What needs to be done
Take the line containing "Output a JSON" and every line after it to the end of the records, and copy them exactly, leaving out pictures.
** Begin Data for processing **
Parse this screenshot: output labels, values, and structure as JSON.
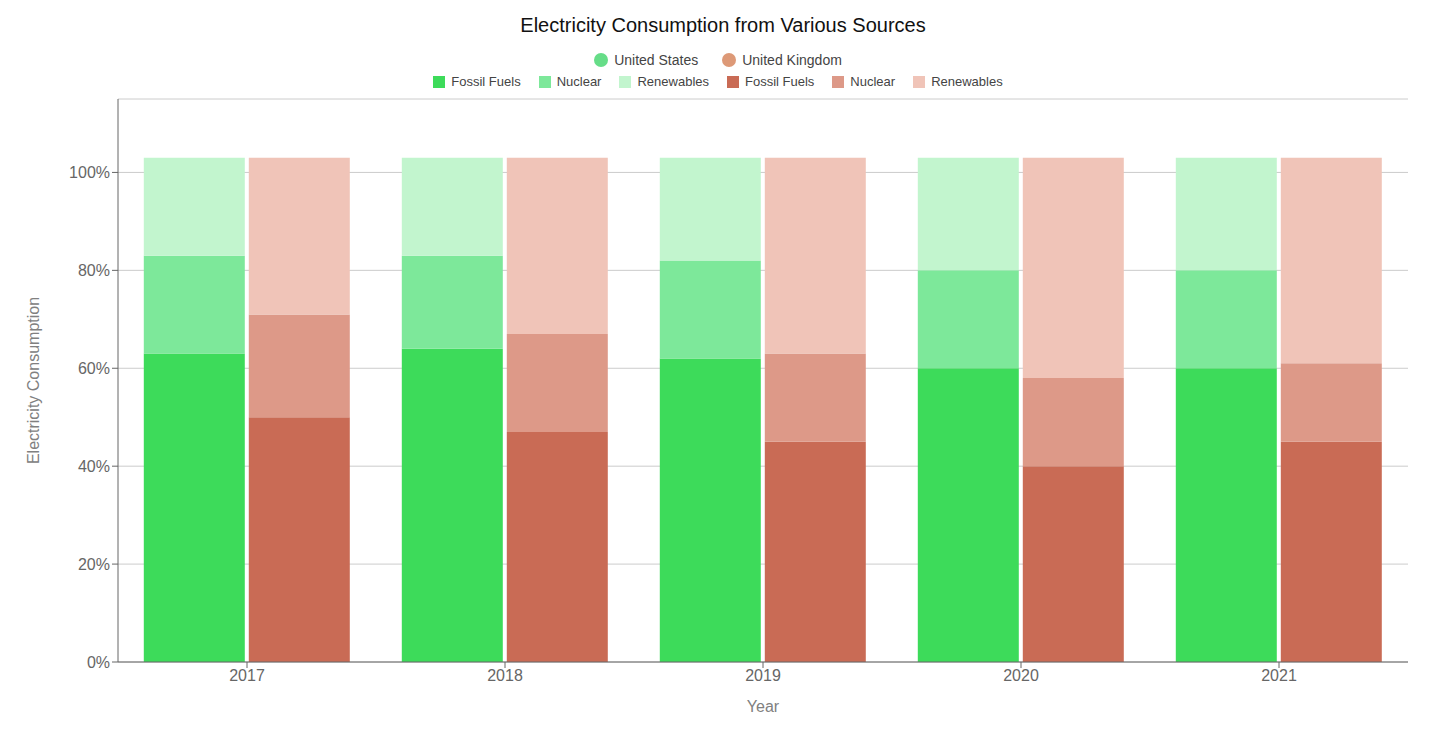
{
  "chart_data": {
    "type": "bar",
    "title": "Electricity Consumption from Various Sources",
    "x_label": "Year",
    "y_label": "Electricity Consumption",
    "categories": [
      2017,
      2018,
      2019,
      2020,
      2021
    ],
    "stacked": true,
    "grid": true,
    "legend": "top",
    "groups": [
      {
        "name": "United States",
        "color": "#66DD88",
        "series": [
          {
            "name": "Fossil Fuels",
            "color": "#3DDB5A",
            "values": [
              63,
              64,
              62,
              60,
              60
            ]
          },
          {
            "name": "Nuclear",
            "color": "#7DE89A",
            "values": [
              20,
              19,
              20,
              20,
              20
            ]
          },
          {
            "name": "Renewables",
            "color": "#C2F5CE",
            "values": [
              20,
              20,
              21,
              23,
              23
            ]
          }
        ]
      },
      {
        "name": "United Kingdom",
        "color": "#DD9977",
        "series": [
          {
            "name": "Fossil Fuels",
            "color": "#C96B55",
            "values": [
              50,
              47,
              45,
              40,
              45
            ]
          },
          {
            "name": "Nuclear",
            "color": "#DD9988",
            "values": [
              21,
              20,
              18,
              18,
              16
            ]
          },
          {
            "name": "Renewables",
            "color": "#F0C4B8",
            "values": [
              32,
              36,
              40,
              45,
              42
            ]
          }
        ]
      }
    ],
    "ylim": [
      0,
      115
    ],
    "yticks": [
      {
        "value": 0,
        "label": "0%"
      },
      {
        "value": 20,
        "label": "20%"
      },
      {
        "value": 40,
        "label": "40%"
      },
      {
        "value": 60,
        "label": "60%"
      },
      {
        "value": 80,
        "label": "80%"
      },
      {
        "value": 100,
        "label": "100%"
      }
    ]
  }
}
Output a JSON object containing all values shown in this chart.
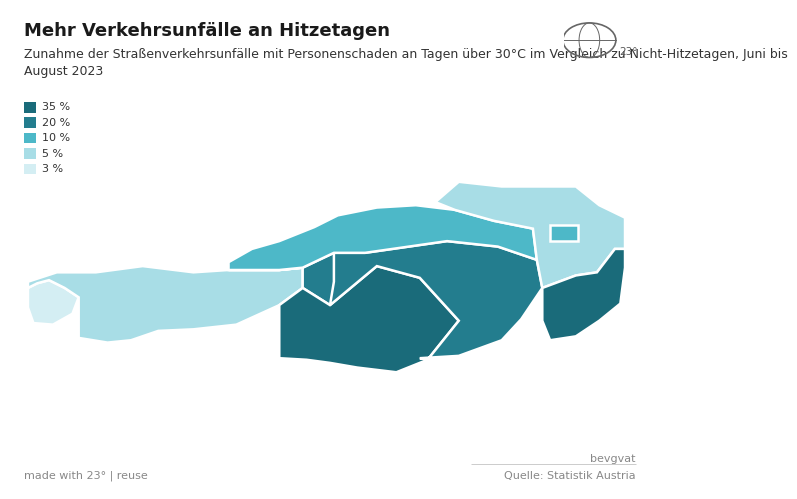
{
  "title": "Mehr Verkehrsunfälle an Hitzetagen",
  "subtitle": "Zunahme der Straßenverkehrsunfälle mit Personenschaden an Tagen über 30°C im Vergleich zu Nicht-Hitzetagen, Juni bis\nAugust 2023",
  "footer_left": "made with 23° | reuse",
  "footer_right": "Quelle: Statistik Austria",
  "footer_brand": "bevgvat",
  "background_color": "#ffffff",
  "legend_values": [
    "35 %",
    "20 %",
    "10 %",
    "5 %",
    "3 %"
  ],
  "legend_colors": [
    "#1a6b7a",
    "#237d8e",
    "#4db8c8",
    "#a8dde6",
    "#d4eef3"
  ],
  "region_data": {
    "Vorarlberg": 3,
    "Tirol": 5,
    "Salzburg": 20,
    "Kaernten": 35,
    "Steiermark": 20,
    "Oberoesterreich": 10,
    "Niederoesterreich": 5,
    "Wien": 10,
    "Burgenland": 35
  },
  "value_to_color": {
    "35": "#1a6b7a",
    "20": "#237d8e",
    "10": "#4db8c8",
    "5": "#a8dde6",
    "3": "#d4eef3"
  },
  "title_fontsize": 13,
  "subtitle_fontsize": 9,
  "footer_fontsize": 8,
  "xlim": [
    9.3,
    17.5
  ],
  "ylim": [
    46.2,
    49.1
  ]
}
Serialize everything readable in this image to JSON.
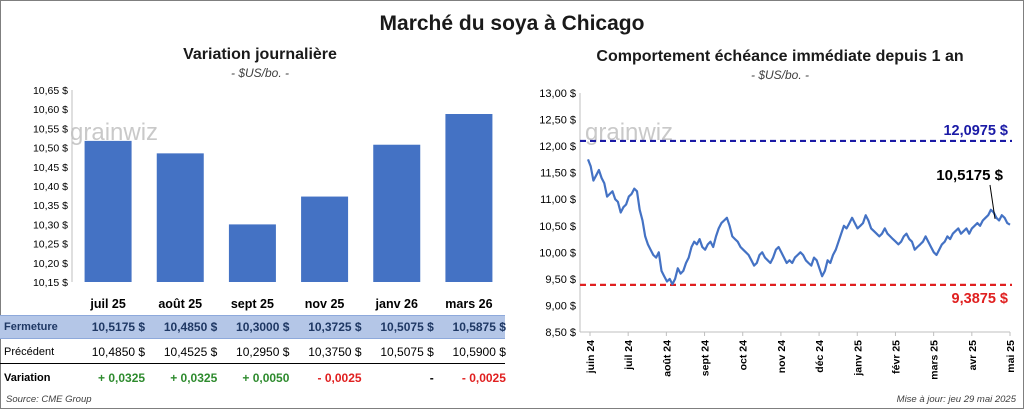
** End Data for processing **
Task output
Output a JSON object containing all values shown in this chart.
{
  "title": "Mehr Verkehrsunfälle an Hitzetagen",
  "subtitle": "Zunahme der Straßenverkehrsunfälle mit Personenschaden an Tagen über 30°C im Vergleich zu Nicht-Hitzetagen, Juni bis\nAugust 2023",
  "footer_left": "made with 23° | reuse",
  "footer_right": "Quelle: Statistik Austria",
  "footer_brand": "bevgvat",
  "background_color": "#ffffff",
  "legend_values": [
    "35 %",
    "20 %",
    "10 %",
    "5 %",
    "3 %"
  ],
  "legend_colors": [
    "#1a6b7a",
    "#237d8e",
    "#4db8c8",
    "#a8dde6",
    "#d4eef3"
  ],
  "region_data": {
    "Vorarlberg": 3,
    "Tirol": 5,
    "Salzburg": 20,
    "Kaernten": 35,
    "Steiermark": 20,
    "Oberoesterreich": 10,
    "Niederoesterreich": 5,
    "Wien": 10,
    "Burgenland": 35
  },
  "value_to_color": {
    "35": "#1a6b7a",
    "20": "#237d8e",
    "10": "#4db8c8",
    "5": "#a8dde6",
    "3": "#d4eef3"
  },
  "title_fontsize": 13,
  "subtitle_fontsize": 9,
  "footer_fontsize": 8,
  "xlim": [
    9.3,
    17.5
  ],
  "ylim": [
    46.2,
    49.1
  ]
}
Serialize everything readable in this image to JSON.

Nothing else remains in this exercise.